- **Goal**: Return each line holding the string "Loss".

- **Material supplied**:
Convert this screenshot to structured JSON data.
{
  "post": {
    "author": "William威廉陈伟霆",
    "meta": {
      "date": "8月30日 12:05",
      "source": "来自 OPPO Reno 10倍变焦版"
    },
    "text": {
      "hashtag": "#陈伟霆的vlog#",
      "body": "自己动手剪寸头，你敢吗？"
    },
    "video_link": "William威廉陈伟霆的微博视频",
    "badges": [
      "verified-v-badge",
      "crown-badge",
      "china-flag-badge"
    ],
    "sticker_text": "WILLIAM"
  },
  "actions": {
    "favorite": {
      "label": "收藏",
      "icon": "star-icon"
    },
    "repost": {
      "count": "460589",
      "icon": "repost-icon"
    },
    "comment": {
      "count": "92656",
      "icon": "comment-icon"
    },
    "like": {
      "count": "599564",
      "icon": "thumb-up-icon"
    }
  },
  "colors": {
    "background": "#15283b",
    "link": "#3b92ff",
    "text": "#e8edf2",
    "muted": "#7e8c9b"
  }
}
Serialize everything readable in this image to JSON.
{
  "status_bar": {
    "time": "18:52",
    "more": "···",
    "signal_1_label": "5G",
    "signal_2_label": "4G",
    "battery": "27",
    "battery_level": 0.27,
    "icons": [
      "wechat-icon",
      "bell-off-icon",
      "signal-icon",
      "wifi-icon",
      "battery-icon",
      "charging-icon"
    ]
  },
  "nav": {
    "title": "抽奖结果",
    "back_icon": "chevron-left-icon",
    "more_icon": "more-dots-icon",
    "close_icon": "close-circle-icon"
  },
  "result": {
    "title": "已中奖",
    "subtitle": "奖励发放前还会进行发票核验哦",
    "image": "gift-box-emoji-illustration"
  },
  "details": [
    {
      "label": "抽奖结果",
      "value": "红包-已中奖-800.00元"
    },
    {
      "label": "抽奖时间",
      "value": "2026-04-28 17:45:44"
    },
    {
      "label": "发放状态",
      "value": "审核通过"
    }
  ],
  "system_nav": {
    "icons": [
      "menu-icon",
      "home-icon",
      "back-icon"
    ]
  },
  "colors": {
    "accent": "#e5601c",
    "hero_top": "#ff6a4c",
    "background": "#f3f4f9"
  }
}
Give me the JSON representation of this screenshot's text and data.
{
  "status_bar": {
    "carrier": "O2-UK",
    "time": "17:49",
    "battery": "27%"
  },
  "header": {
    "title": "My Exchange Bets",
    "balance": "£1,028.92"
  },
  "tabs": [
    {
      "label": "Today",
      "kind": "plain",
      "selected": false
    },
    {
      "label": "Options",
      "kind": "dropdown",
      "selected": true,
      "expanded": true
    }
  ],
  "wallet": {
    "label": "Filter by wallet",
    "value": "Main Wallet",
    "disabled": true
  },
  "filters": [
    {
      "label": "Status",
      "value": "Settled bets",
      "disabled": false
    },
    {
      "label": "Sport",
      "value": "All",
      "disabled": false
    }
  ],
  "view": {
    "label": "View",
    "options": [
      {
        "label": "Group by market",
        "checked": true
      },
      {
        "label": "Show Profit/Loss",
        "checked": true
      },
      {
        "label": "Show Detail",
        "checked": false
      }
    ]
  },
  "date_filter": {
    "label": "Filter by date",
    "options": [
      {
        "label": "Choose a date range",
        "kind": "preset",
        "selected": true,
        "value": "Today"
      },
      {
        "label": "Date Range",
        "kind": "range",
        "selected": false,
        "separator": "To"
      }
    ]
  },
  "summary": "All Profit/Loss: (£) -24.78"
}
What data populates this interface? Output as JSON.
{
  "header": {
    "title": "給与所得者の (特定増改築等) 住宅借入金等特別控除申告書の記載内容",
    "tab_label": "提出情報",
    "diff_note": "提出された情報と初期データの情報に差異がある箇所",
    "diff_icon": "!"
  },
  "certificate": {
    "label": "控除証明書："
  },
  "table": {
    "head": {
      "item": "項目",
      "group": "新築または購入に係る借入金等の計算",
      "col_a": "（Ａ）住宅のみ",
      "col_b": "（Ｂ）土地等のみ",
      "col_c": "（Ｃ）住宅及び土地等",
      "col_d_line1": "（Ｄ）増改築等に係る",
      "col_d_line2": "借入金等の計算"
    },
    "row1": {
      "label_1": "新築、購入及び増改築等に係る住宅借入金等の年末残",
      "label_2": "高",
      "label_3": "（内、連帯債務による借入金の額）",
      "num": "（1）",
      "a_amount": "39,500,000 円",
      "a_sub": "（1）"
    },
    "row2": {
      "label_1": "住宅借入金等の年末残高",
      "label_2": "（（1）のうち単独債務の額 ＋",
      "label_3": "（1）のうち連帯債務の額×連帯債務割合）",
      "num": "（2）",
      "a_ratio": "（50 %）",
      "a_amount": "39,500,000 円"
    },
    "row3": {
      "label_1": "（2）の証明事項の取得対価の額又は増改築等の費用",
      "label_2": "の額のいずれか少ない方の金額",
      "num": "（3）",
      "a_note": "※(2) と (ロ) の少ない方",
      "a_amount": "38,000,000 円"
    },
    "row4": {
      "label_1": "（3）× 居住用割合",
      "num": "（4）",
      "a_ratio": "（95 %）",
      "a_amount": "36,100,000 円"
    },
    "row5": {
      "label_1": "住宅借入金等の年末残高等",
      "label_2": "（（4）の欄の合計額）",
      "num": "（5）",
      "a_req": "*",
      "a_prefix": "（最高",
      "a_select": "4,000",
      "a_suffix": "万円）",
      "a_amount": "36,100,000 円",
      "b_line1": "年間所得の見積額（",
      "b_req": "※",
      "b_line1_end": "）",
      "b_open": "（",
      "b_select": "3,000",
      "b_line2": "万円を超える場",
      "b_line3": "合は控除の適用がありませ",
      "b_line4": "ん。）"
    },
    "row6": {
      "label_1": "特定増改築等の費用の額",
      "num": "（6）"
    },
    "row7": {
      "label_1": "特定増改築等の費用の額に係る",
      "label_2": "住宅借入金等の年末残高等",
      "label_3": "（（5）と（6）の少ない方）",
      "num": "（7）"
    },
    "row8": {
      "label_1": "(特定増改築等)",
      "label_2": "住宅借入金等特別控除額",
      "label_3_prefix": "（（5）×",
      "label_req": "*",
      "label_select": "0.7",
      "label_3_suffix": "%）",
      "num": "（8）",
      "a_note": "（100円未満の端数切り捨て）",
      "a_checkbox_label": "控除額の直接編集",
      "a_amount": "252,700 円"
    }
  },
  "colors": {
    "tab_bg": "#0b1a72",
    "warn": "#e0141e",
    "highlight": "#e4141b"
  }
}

- **Response for this exercise**:
        "label": "Show Profit/Loss",
  "summary": "All Profit/Loss: (£) -24.78"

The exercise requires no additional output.